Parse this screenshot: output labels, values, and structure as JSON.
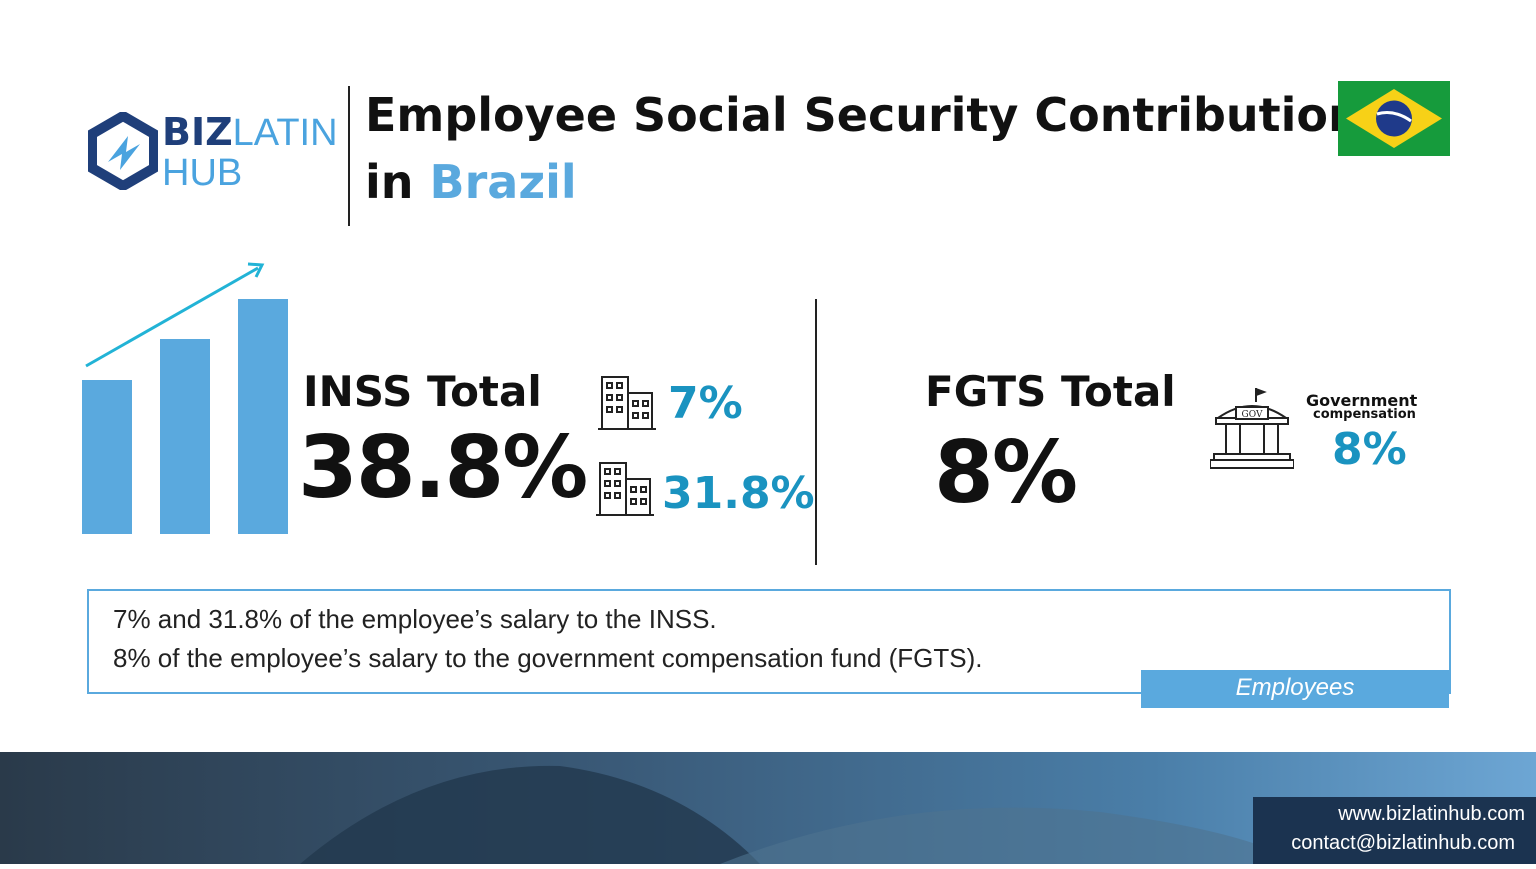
{
  "logo": {
    "biz": "BIZ",
    "latin": "LATIN",
    "hub": "HUB"
  },
  "header": {
    "title_line1": "Employee Social Security Contributions",
    "title_in": "in",
    "title_country": "Brazil"
  },
  "inss": {
    "label": "INSS Total",
    "value": "38.8%",
    "items": [
      "7%",
      "31.8%"
    ]
  },
  "fgts": {
    "label": "FGTS Total",
    "value": "8%"
  },
  "government": {
    "line1": "Government",
    "line2": "compensation",
    "value": "8%"
  },
  "notes": {
    "lines": [
      "7% and 31.8% of the employee’s salary to the INSS.",
      "8% of the employee’s salary to the government compensation fund (FGTS)."
    ],
    "tag": "Employees"
  },
  "footer": {
    "website": "www.bizlatinhub.com",
    "email": "contact@bizlatinhub.com"
  }
}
---*---
Problem statement:
Show the lines of the records that include the string "salary".

Correct output:
      "7% and 31.8% of the employee’s salary to the INSS.",
      "8% of the employee’s salary to the government compensation fund (FGTS)."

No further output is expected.